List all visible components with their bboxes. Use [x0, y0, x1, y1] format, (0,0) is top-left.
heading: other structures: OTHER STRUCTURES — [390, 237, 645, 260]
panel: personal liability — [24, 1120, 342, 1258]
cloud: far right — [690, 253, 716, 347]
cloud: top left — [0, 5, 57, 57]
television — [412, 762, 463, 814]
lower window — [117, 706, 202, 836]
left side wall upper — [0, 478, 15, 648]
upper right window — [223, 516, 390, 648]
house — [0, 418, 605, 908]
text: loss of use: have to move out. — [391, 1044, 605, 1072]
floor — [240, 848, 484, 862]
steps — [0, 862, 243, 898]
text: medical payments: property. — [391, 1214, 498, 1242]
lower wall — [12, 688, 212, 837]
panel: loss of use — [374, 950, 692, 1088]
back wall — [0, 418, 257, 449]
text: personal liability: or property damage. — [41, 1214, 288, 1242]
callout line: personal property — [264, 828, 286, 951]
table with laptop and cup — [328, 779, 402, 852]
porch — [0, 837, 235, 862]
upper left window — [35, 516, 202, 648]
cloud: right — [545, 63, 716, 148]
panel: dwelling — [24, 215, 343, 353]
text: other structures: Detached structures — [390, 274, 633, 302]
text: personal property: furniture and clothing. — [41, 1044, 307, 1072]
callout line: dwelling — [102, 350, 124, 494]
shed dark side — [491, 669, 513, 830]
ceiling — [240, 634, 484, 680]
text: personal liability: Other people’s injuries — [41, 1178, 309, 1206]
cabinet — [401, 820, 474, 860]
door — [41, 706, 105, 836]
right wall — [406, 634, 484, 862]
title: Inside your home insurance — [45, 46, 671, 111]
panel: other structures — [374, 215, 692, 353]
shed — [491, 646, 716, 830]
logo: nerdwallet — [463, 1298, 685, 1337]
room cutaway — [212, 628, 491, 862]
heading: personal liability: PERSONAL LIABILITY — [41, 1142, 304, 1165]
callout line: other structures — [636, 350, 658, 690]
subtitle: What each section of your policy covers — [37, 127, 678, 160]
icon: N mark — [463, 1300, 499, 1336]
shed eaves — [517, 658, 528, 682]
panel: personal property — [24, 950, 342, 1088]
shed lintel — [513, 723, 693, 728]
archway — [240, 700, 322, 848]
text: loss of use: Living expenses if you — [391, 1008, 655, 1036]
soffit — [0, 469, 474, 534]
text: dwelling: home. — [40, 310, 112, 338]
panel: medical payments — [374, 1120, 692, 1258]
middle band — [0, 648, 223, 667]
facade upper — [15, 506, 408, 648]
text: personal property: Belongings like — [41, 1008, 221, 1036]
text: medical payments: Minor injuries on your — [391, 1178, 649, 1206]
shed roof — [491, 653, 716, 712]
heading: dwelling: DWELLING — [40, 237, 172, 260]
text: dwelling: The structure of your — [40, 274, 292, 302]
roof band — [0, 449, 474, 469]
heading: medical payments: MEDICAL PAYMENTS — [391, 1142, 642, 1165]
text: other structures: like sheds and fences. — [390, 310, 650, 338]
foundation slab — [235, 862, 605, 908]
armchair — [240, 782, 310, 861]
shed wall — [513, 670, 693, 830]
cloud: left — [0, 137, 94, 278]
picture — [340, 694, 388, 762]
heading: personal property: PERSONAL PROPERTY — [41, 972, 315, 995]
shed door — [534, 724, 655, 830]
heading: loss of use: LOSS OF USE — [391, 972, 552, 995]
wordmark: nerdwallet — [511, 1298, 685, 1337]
* * *
- [What needs to be done]: Repeat every line of the listing above exactly as it appears, from start to finish.

- [Task response]:
List all visible components with their bboxes. Use [x0, y0, x1, y1] format, (0,0) is top-left.
heading: other structures: OTHER STRUCTURES — [390, 237, 645, 260]
panel: personal liability — [24, 1120, 342, 1258]
cloud: far right — [690, 253, 716, 347]
cloud: top left — [0, 5, 57, 57]
television — [412, 762, 463, 814]
lower window — [117, 706, 202, 836]
left side wall upper — [0, 478, 15, 648]
upper right window — [223, 516, 390, 648]
house — [0, 418, 605, 908]
text: loss of use: have to move out. — [391, 1044, 605, 1072]
floor — [240, 848, 484, 862]
steps — [0, 862, 243, 898]
text: medical payments: property. — [391, 1214, 498, 1242]
lower wall — [12, 688, 212, 837]
panel: loss of use — [374, 950, 692, 1088]
back wall — [0, 418, 257, 449]
text: personal liability: or property damage. — [41, 1214, 288, 1242]
callout line: personal property — [264, 828, 286, 951]
table with laptop and cup — [328, 779, 402, 852]
porch — [0, 837, 235, 862]
upper left window — [35, 516, 202, 648]
cloud: right — [545, 63, 716, 148]
panel: dwelling — [24, 215, 343, 353]
text: other structures: Detached structures — [390, 274, 633, 302]
text: personal property: furniture and clothing. — [41, 1044, 307, 1072]
callout line: dwelling — [102, 350, 124, 494]
shed dark side — [491, 669, 513, 830]
ceiling — [240, 634, 484, 680]
text: personal liability: Other people’s injuries — [41, 1178, 309, 1206]
cabinet — [401, 820, 474, 860]
door — [41, 706, 105, 836]
right wall — [406, 634, 484, 862]
title: Inside your home insurance — [45, 46, 671, 111]
panel: other structures — [374, 215, 692, 353]
shed — [491, 646, 716, 830]
logo: nerdwallet — [463, 1298, 685, 1337]
room cutaway — [212, 628, 491, 862]
heading: personal liability: PERSONAL LIABILITY — [41, 1142, 304, 1165]
callout line: other structures — [636, 350, 658, 690]
subtitle: What each section of your policy covers — [37, 127, 678, 160]
icon: N mark — [463, 1300, 499, 1336]
shed eaves — [517, 658, 528, 682]
panel: personal property — [24, 950, 342, 1088]
shed lintel — [513, 723, 693, 728]
archway — [240, 700, 322, 848]
text: loss of use: Living expenses if you — [391, 1008, 655, 1036]
soffit — [0, 469, 474, 534]
text: dwelling: home. — [40, 310, 112, 338]
panel: medical payments — [374, 1120, 692, 1258]
middle band — [0, 648, 223, 667]
facade upper — [15, 506, 408, 648]
text: personal property: Belongings like — [41, 1008, 221, 1036]
text: medical payments: Minor injuries on your — [391, 1178, 649, 1206]
shed roof — [491, 653, 716, 712]
heading: dwelling: DWELLING — [40, 237, 172, 260]
text: dwelling: The structure of your — [40, 274, 292, 302]
roof band — [0, 449, 474, 469]
heading: medical payments: MEDICAL PAYMENTS — [391, 1142, 642, 1165]
text: other structures: like sheds and fences. — [390, 310, 650, 338]
foundation slab — [235, 862, 605, 908]
armchair — [240, 782, 310, 861]
shed wall — [513, 670, 693, 830]
cloud: left — [0, 137, 94, 278]
picture — [340, 694, 388, 762]
heading: personal property: PERSONAL PROPERTY — [41, 972, 315, 995]
shed door — [534, 724, 655, 830]
heading: loss of use: LOSS OF USE — [391, 972, 552, 995]
wordmark: nerdwallet — [511, 1298, 685, 1337]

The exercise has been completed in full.